* Written instruction: Once the pictures are set aside, transcribe the remaining data exactly.

* Collected data:
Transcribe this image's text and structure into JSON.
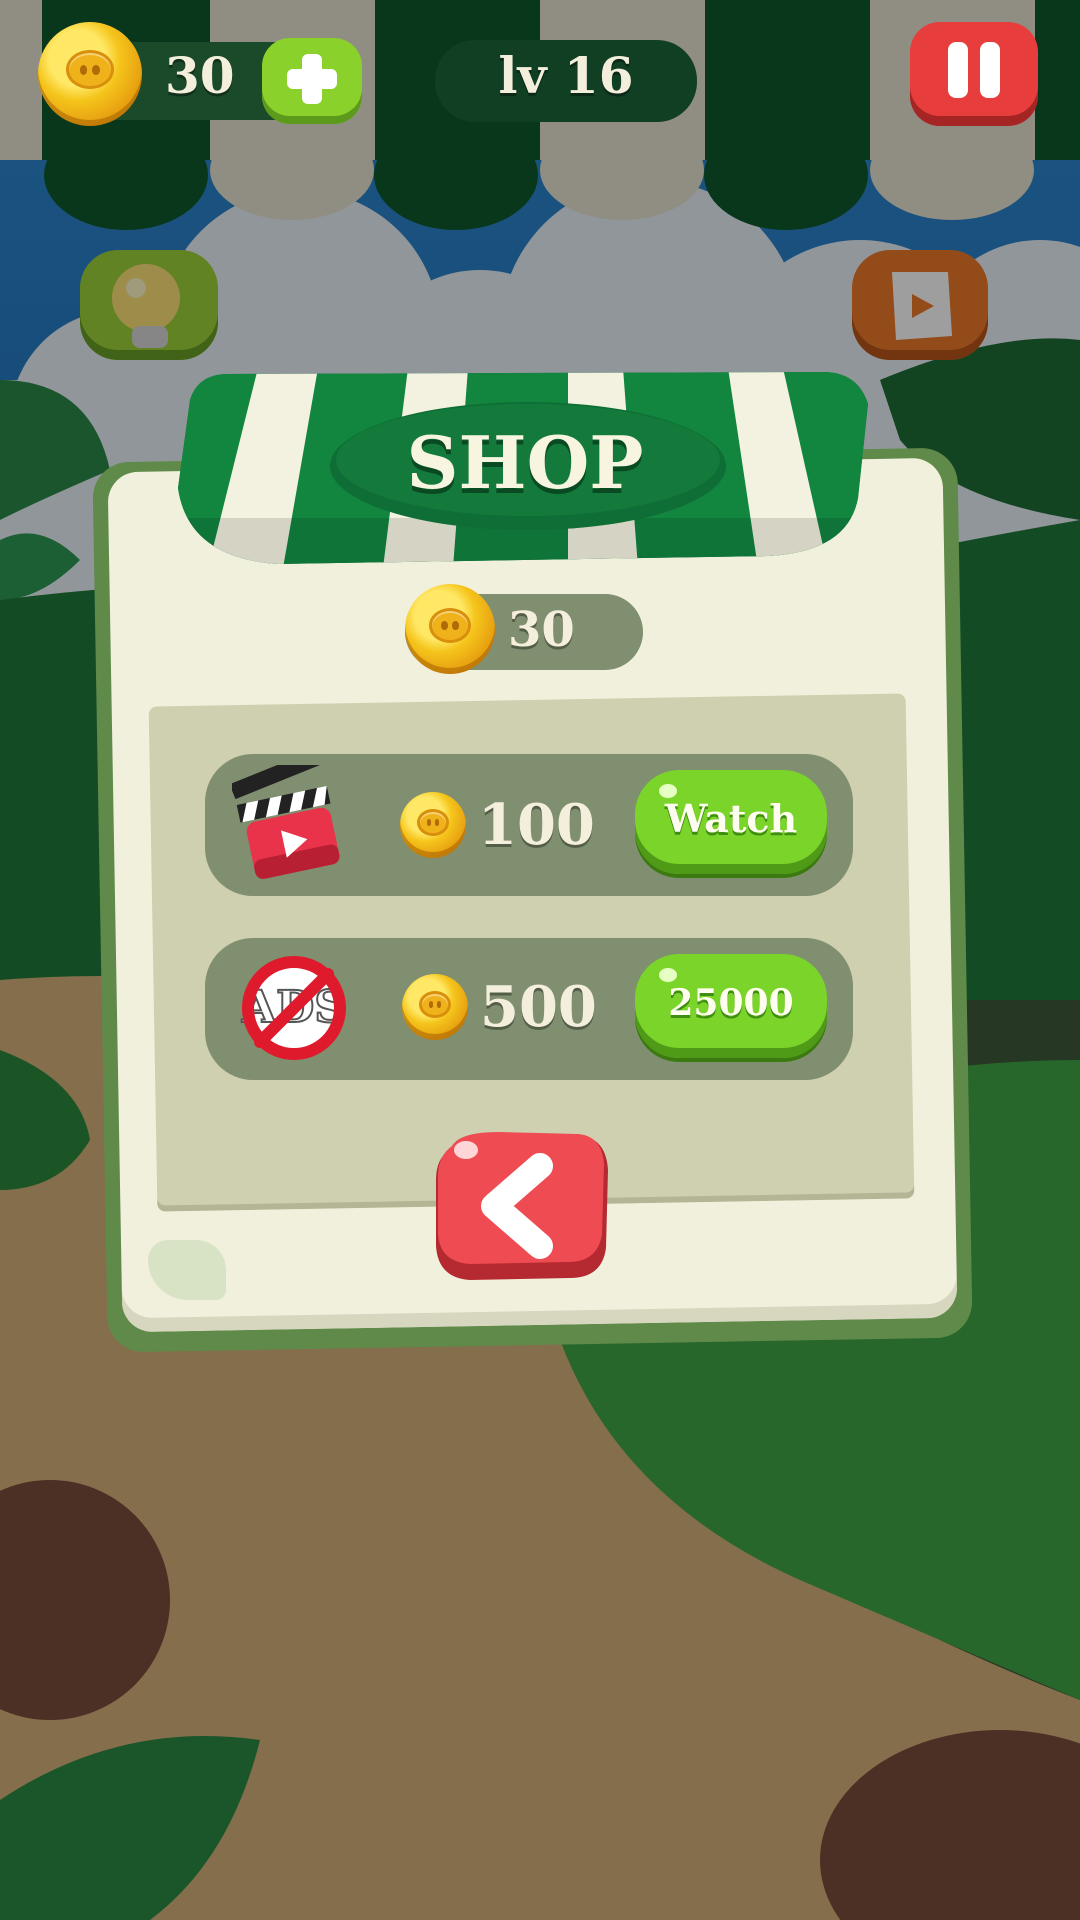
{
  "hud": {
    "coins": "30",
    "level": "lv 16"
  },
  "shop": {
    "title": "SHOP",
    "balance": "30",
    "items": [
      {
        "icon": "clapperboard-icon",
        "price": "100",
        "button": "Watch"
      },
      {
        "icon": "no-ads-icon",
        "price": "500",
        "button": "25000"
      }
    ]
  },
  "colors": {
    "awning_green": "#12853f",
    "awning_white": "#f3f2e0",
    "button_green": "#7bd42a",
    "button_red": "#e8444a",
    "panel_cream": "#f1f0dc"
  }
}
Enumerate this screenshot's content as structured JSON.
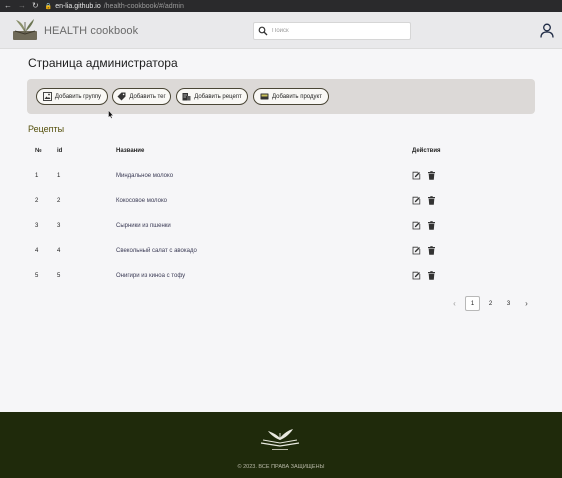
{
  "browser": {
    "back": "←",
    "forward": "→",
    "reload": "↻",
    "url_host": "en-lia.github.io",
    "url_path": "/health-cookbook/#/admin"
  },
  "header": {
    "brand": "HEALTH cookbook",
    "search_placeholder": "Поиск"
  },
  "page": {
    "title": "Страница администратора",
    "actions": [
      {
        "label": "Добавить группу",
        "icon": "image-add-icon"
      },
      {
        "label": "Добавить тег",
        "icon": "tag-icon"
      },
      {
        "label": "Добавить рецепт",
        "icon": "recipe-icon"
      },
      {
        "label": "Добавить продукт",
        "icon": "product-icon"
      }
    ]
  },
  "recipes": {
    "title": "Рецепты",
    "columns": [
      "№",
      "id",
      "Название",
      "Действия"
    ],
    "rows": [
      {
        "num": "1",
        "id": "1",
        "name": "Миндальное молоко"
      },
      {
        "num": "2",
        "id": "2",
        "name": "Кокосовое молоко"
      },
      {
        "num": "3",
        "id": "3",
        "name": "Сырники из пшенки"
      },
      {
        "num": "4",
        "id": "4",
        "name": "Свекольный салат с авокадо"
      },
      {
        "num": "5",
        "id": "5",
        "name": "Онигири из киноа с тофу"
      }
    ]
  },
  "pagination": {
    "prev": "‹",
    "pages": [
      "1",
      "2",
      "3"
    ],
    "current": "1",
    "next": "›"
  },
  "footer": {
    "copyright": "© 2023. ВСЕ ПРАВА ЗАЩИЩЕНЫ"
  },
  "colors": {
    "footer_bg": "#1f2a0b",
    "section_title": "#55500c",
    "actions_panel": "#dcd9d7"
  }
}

* Exercise result:
Transcribe this image's text and structure into JSON.
{
  "hud": {
    "coins": "30",
    "level": "lv 16"
  },
  "shop": {
    "title": "SHOP",
    "balance": "30",
    "items": [
      {
        "icon": "clapperboard-icon",
        "price": "100",
        "button": "Watch"
      },
      {
        "icon": "no-ads-icon",
        "price": "500",
        "button": "25000"
      }
    ]
  },
  "colors": {
    "awning_green": "#12853f",
    "awning_white": "#f3f2e0",
    "button_green": "#7bd42a",
    "button_red": "#e8444a",
    "panel_cream": "#f1f0dc"
  }
}
Enumerate this screenshot's content as structured JSON.
{
  "browser": {
    "back": "←",
    "forward": "→",
    "reload": "↻",
    "url_host": "en-lia.github.io",
    "url_path": "/health-cookbook/#/admin"
  },
  "header": {
    "brand": "HEALTH cookbook",
    "search_placeholder": "Поиск"
  },
  "page": {
    "title": "Страница администратора",
    "actions": [
      {
        "label": "Добавить группу",
        "icon": "image-add-icon"
      },
      {
        "label": "Добавить тег",
        "icon": "tag-icon"
      },
      {
        "label": "Добавить рецепт",
        "icon": "recipe-icon"
      },
      {
        "label": "Добавить продукт",
        "icon": "product-icon"
      }
    ]
  },
  "recipes": {
    "title": "Рецепты",
    "columns": [
      "№",
      "id",
      "Название",
      "Действия"
    ],
    "rows": [
      {
        "num": "1",
        "id": "1",
        "name": "Миндальное молоко"
      },
      {
        "num": "2",
        "id": "2",
        "name": "Кокосовое молоко"
      },
      {
        "num": "3",
        "id": "3",
        "name": "Сырники из пшенки"
      },
      {
        "num": "4",
        "id": "4",
        "name": "Свекольный салат с авокадо"
      },
      {
        "num": "5",
        "id": "5",
        "name": "Онигири из киноа с тофу"
      }
    ]
  },
  "pagination": {
    "prev": "‹",
    "pages": [
      "1",
      "2",
      "3"
    ],
    "current": "1",
    "next": "›"
  },
  "footer": {
    "copyright": "© 2023. ВСЕ ПРАВА ЗАЩИЩЕНЫ"
  },
  "colors": {
    "footer_bg": "#1f2a0b",
    "section_title": "#55500c",
    "actions_panel": "#dcd9d7"
  }
}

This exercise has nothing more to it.